### REQUIRED WORK
Reproduce the data in its entirety, exactly as supplied.

### EXCERPTED RECORDS
-=-=-

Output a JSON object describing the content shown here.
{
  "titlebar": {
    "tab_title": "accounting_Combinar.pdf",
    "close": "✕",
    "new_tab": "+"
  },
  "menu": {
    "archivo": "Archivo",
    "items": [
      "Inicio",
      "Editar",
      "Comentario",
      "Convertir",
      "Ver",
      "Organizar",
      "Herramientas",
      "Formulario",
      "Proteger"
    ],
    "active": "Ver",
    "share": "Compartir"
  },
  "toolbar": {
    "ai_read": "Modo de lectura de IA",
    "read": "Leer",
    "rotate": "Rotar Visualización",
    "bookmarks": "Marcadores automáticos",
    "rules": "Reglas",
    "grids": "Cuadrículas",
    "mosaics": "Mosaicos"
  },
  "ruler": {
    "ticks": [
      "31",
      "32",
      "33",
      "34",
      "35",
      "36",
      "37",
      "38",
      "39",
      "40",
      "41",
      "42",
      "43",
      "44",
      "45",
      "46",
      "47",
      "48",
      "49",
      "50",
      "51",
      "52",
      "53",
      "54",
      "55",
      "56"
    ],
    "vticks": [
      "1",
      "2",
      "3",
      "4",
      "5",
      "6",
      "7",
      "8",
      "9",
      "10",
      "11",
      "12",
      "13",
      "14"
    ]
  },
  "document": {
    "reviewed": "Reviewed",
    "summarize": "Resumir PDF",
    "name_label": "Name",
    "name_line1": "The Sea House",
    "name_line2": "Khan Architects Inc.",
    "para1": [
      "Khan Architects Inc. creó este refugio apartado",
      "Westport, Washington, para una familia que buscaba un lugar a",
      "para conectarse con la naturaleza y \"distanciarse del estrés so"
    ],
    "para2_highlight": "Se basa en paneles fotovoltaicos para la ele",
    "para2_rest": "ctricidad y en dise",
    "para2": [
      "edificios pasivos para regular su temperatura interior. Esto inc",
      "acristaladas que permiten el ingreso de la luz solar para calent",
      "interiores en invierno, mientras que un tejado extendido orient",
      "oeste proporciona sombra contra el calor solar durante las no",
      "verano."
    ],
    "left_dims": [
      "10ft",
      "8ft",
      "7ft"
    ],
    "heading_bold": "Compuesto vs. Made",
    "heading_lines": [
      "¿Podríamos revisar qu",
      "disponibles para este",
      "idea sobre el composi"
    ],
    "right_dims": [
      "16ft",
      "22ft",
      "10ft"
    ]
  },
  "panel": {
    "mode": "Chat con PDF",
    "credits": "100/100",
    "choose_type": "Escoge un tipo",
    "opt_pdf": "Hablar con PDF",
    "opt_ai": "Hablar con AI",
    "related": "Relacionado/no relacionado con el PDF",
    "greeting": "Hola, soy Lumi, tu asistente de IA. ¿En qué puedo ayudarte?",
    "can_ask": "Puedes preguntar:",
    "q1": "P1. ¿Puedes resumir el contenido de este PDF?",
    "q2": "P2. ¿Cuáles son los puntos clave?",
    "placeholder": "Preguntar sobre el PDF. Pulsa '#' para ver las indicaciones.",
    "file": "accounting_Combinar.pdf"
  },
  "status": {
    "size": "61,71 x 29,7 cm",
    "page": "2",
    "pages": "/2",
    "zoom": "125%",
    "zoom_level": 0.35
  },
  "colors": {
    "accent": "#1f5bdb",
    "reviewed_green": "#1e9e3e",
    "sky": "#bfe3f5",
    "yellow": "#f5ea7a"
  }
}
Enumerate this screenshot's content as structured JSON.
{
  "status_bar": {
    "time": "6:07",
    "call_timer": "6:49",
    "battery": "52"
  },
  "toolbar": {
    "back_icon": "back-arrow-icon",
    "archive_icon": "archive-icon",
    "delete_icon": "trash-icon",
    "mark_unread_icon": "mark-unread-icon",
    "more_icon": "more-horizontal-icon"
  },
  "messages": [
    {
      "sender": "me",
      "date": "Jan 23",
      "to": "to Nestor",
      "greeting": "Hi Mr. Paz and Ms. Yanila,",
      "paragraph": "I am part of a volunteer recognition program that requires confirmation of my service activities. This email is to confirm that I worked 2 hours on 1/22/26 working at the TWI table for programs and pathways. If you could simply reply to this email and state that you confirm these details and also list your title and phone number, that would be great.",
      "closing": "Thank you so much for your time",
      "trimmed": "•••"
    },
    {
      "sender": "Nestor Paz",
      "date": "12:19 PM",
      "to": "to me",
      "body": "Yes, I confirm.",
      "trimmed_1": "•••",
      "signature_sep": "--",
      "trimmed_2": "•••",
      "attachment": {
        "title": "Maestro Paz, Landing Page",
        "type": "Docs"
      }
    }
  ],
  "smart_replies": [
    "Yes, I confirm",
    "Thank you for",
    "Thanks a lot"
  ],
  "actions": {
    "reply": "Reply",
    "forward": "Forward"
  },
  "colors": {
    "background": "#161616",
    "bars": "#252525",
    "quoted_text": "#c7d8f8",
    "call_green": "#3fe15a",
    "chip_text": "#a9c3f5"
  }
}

-=-=-

### COMPLETE OUTPUT
Output a JSON object describing the content shown here.
{
  "titlebar": {
    "tab_title": "accounting_Combinar.pdf",
    "close": "✕",
    "new_tab": "+"
  },
  "menu": {
    "archivo": "Archivo",
    "items": [
      "Inicio",
      "Editar",
      "Comentario",
      "Convertir",
      "Ver",
      "Organizar",
      "Herramientas",
      "Formulario",
      "Proteger"
    ],
    "active": "Ver",
    "share": "Compartir"
  },
  "toolbar": {
    "ai_read": "Modo de lectura de IA",
    "read": "Leer",
    "rotate": "Rotar Visualización",
    "bookmarks": "Marcadores automáticos",
    "rules": "Reglas",
    "grids": "Cuadrículas",
    "mosaics": "Mosaicos"
  },
  "ruler": {
    "ticks": [
      "31",
      "32",
      "33",
      "34",
      "35",
      "36",
      "37",
      "38",
      "39",
      "40",
      "41",
      "42",
      "43",
      "44",
      "45",
      "46",
      "47",
      "48",
      "49",
      "50",
      "51",
      "52",
      "53",
      "54",
      "55",
      "56"
    ],
    "vticks": [
      "1",
      "2",
      "3",
      "4",
      "5",
      "6",
      "7",
      "8",
      "9",
      "10",
      "11",
      "12",
      "13",
      "14"
    ]
  },
  "document": {
    "reviewed": "Reviewed",
    "summarize": "Resumir PDF",
    "name_label": "Name",
    "name_line1": "The Sea House",
    "name_line2": "Khan Architects Inc.",
    "para1": [
      "Khan Architects Inc. creó este refugio apartado",
      "Westport, Washington, para una familia que buscaba un lugar a",
      "para conectarse con la naturaleza y \"distanciarse del estrés so"
    ],
    "para2_highlight": "Se basa en paneles fotovoltaicos para la ele",
    "para2_rest": "ctricidad y en dise",
    "para2": [
      "edificios pasivos para regular su temperatura interior. Esto inc",
      "acristaladas que permiten el ingreso de la luz solar para calent",
      "interiores en invierno, mientras que un tejado extendido orient",
      "oeste proporciona sombra contra el calor solar durante las no",
      "verano."
    ],
    "left_dims": [
      "10ft",
      "8ft",
      "7ft"
    ],
    "heading_bold": "Compuesto vs. Made",
    "heading_lines": [
      "¿Podríamos revisar qu",
      "disponibles para este",
      "idea sobre el composi"
    ],
    "right_dims": [
      "16ft",
      "22ft",
      "10ft"
    ]
  },
  "panel": {
    "mode": "Chat con PDF",
    "credits": "100/100",
    "choose_type": "Escoge un tipo",
    "opt_pdf": "Hablar con PDF",
    "opt_ai": "Hablar con AI",
    "related": "Relacionado/no relacionado con el PDF",
    "greeting": "Hola, soy Lumi, tu asistente de IA. ¿En qué puedo ayudarte?",
    "can_ask": "Puedes preguntar:",
    "q1": "P1. ¿Puedes resumir el contenido de este PDF?",
    "q2": "P2. ¿Cuáles son los puntos clave?",
    "placeholder": "Preguntar sobre el PDF. Pulsa '#' para ver las indicaciones.",
    "file": "accounting_Combinar.pdf"
  },
  "status": {
    "size": "61,71 x 29,7 cm",
    "page": "2",
    "pages": "/2",
    "zoom": "125%",
    "zoom_level": 0.35
  },
  "colors": {
    "accent": "#1f5bdb",
    "reviewed_green": "#1e9e3e",
    "sky": "#bfe3f5",
    "yellow": "#f5ea7a"
  }
}
Enumerate this screenshot's content as structured JSON.
{
  "status_bar": {
    "time": "6:07",
    "call_timer": "6:49",
    "battery": "52"
  },
  "toolbar": {
    "back_icon": "back-arrow-icon",
    "archive_icon": "archive-icon",
    "delete_icon": "trash-icon",
    "mark_unread_icon": "mark-unread-icon",
    "more_icon": "more-horizontal-icon"
  },
  "messages": [
    {
      "sender": "me",
      "date": "Jan 23",
      "to": "to Nestor",
      "greeting": "Hi Mr. Paz and Ms. Yanila,",
      "paragraph": "I am part of a volunteer recognition program that requires confirmation of my service activities. This email is to confirm that I worked 2 hours on 1/22/26 working at the TWI table for programs and pathways. If you could simply reply to this email and state that you confirm these details and also list your title and phone number, that would be great.",
      "closing": "Thank you so much for your time",
      "trimmed": "•••"
    },
    {
      "sender": "Nestor Paz",
      "date": "12:19 PM",
      "to": "to me",
      "body": "Yes, I confirm.",
      "trimmed_1": "•••",
      "signature_sep": "--",
      "trimmed_2": "•••",
      "attachment": {
        "title": "Maestro Paz, Landing Page",
        "type": "Docs"
      }
    }
  ],
  "smart_replies": [
    "Yes, I confirm",
    "Thank you for",
    "Thanks a lot"
  ],
  "actions": {
    "reply": "Reply",
    "forward": "Forward"
  },
  "colors": {
    "background": "#161616",
    "bars": "#252525",
    "quoted_text": "#c7d8f8",
    "call_green": "#3fe15a",
    "chip_text": "#a9c3f5"
  }
}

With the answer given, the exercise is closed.